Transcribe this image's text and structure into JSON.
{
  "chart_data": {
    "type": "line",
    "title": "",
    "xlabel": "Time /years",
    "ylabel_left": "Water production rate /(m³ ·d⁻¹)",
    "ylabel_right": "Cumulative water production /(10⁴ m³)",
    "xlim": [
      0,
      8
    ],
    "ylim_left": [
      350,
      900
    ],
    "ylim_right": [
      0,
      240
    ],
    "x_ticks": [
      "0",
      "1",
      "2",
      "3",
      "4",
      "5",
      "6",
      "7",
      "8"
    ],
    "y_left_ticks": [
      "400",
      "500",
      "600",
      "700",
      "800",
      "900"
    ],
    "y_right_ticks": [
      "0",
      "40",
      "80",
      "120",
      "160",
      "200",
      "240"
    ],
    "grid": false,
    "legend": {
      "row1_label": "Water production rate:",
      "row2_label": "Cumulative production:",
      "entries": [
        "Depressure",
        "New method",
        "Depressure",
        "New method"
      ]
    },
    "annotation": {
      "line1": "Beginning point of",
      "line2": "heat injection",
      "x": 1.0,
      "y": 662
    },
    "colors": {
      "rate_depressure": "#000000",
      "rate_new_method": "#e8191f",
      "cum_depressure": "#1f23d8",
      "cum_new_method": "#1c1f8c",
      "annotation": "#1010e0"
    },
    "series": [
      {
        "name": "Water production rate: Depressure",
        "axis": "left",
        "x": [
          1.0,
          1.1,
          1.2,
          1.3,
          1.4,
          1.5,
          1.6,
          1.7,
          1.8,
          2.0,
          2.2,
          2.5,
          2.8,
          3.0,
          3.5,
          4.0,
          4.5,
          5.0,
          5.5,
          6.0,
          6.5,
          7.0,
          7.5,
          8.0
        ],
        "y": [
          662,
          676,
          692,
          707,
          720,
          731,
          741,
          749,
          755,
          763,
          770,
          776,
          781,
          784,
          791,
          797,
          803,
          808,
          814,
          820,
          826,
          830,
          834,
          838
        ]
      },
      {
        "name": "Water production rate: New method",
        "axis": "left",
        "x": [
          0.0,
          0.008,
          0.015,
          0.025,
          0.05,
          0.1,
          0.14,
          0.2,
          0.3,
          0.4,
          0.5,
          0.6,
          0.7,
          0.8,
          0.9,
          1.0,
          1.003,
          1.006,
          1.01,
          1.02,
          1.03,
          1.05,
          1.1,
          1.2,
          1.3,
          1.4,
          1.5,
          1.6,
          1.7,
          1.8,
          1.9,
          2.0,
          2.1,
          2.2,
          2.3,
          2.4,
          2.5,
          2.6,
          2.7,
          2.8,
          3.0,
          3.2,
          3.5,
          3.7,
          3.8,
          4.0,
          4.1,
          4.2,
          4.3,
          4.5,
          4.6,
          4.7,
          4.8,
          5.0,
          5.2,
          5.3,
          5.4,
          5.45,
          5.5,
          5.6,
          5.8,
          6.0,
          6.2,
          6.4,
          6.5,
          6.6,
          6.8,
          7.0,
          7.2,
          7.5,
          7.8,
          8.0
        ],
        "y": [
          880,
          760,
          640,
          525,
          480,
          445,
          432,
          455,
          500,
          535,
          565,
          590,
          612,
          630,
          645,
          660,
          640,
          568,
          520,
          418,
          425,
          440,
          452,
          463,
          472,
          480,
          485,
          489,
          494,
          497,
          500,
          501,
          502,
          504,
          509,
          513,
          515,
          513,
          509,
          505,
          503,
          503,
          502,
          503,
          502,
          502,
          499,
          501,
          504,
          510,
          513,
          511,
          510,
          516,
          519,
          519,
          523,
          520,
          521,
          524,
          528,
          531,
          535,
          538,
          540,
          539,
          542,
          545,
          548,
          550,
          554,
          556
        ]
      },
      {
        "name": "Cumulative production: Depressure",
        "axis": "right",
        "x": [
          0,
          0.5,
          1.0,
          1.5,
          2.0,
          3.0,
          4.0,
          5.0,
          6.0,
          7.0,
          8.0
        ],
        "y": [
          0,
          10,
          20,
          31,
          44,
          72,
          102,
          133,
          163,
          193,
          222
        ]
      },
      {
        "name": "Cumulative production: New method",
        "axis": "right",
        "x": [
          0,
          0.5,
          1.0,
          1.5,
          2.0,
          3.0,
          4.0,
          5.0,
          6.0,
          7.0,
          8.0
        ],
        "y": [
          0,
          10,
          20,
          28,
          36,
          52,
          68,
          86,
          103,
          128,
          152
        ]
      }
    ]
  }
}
··········
EXERCISE INSTRUCTIONS
Reproduce the entries above in full by retyping them exactly.

FINAL RESULT
Transcribe this image's text and structure into JSON.
{
  "chart_data": {
    "type": "line",
    "title": "",
    "xlabel": "Time /years",
    "ylabel_left": "Water production rate /(m³ ·d⁻¹)",
    "ylabel_right": "Cumulative water production /(10⁴ m³)",
    "xlim": [
      0,
      8
    ],
    "ylim_left": [
      350,
      900
    ],
    "ylim_right": [
      0,
      240
    ],
    "x_ticks": [
      "0",
      "1",
      "2",
      "3",
      "4",
      "5",
      "6",
      "7",
      "8"
    ],
    "y_left_ticks": [
      "400",
      "500",
      "600",
      "700",
      "800",
      "900"
    ],
    "y_right_ticks": [
      "0",
      "40",
      "80",
      "120",
      "160",
      "200",
      "240"
    ],
    "grid": false,
    "legend": {
      "row1_label": "Water production rate:",
      "row2_label": "Cumulative production:",
      "entries": [
        "Depressure",
        "New method",
        "Depressure",
        "New method"
      ]
    },
    "annotation": {
      "line1": "Beginning point of",
      "line2": "heat injection",
      "x": 1.0,
      "y": 662
    },
    "colors": {
      "rate_depressure": "#000000",
      "rate_new_method": "#e8191f",
      "cum_depressure": "#1f23d8",
      "cum_new_method": "#1c1f8c",
      "annotation": "#1010e0"
    },
    "series": [
      {
        "name": "Water production rate: Depressure",
        "axis": "left",
        "x": [
          1.0,
          1.1,
          1.2,
          1.3,
          1.4,
          1.5,
          1.6,
          1.7,
          1.8,
          2.0,
          2.2,
          2.5,
          2.8,
          3.0,
          3.5,
          4.0,
          4.5,
          5.0,
          5.5,
          6.0,
          6.5,
          7.0,
          7.5,
          8.0
        ],
        "y": [
          662,
          676,
          692,
          707,
          720,
          731,
          741,
          749,
          755,
          763,
          770,
          776,
          781,
          784,
          791,
          797,
          803,
          808,
          814,
          820,
          826,
          830,
          834,
          838
        ]
      },
      {
        "name": "Water production rate: New method",
        "axis": "left",
        "x": [
          0.0,
          0.008,
          0.015,
          0.025,
          0.05,
          0.1,
          0.14,
          0.2,
          0.3,
          0.4,
          0.5,
          0.6,
          0.7,
          0.8,
          0.9,
          1.0,
          1.003,
          1.006,
          1.01,
          1.02,
          1.03,
          1.05,
          1.1,
          1.2,
          1.3,
          1.4,
          1.5,
          1.6,
          1.7,
          1.8,
          1.9,
          2.0,
          2.1,
          2.2,
          2.3,
          2.4,
          2.5,
          2.6,
          2.7,
          2.8,
          3.0,
          3.2,
          3.5,
          3.7,
          3.8,
          4.0,
          4.1,
          4.2,
          4.3,
          4.5,
          4.6,
          4.7,
          4.8,
          5.0,
          5.2,
          5.3,
          5.4,
          5.45,
          5.5,
          5.6,
          5.8,
          6.0,
          6.2,
          6.4,
          6.5,
          6.6,
          6.8,
          7.0,
          7.2,
          7.5,
          7.8,
          8.0
        ],
        "y": [
          880,
          760,
          640,
          525,
          480,
          445,
          432,
          455,
          500,
          535,
          565,
          590,
          612,
          630,
          645,
          660,
          640,
          568,
          520,
          418,
          425,
          440,
          452,
          463,
          472,
          480,
          485,
          489,
          494,
          497,
          500,
          501,
          502,
          504,
          509,
          513,
          515,
          513,
          509,
          505,
          503,
          503,
          502,
          503,
          502,
          502,
          499,
          501,
          504,
          510,
          513,
          511,
          510,
          516,
          519,
          519,
          523,
          520,
          521,
          524,
          528,
          531,
          535,
          538,
          540,
          539,
          542,
          545,
          548,
          550,
          554,
          556
        ]
      },
      {
        "name": "Cumulative production: Depressure",
        "axis": "right",
        "x": [
          0,
          0.5,
          1.0,
          1.5,
          2.0,
          3.0,
          4.0,
          5.0,
          6.0,
          7.0,
          8.0
        ],
        "y": [
          0,
          10,
          20,
          31,
          44,
          72,
          102,
          133,
          163,
          193,
          222
        ]
      },
      {
        "name": "Cumulative production: New method",
        "axis": "right",
        "x": [
          0,
          0.5,
          1.0,
          1.5,
          2.0,
          3.0,
          4.0,
          5.0,
          6.0,
          7.0,
          8.0
        ],
        "y": [
          0,
          10,
          20,
          28,
          36,
          52,
          68,
          86,
          103,
          128,
          152
        ]
      }
    ]
  }
}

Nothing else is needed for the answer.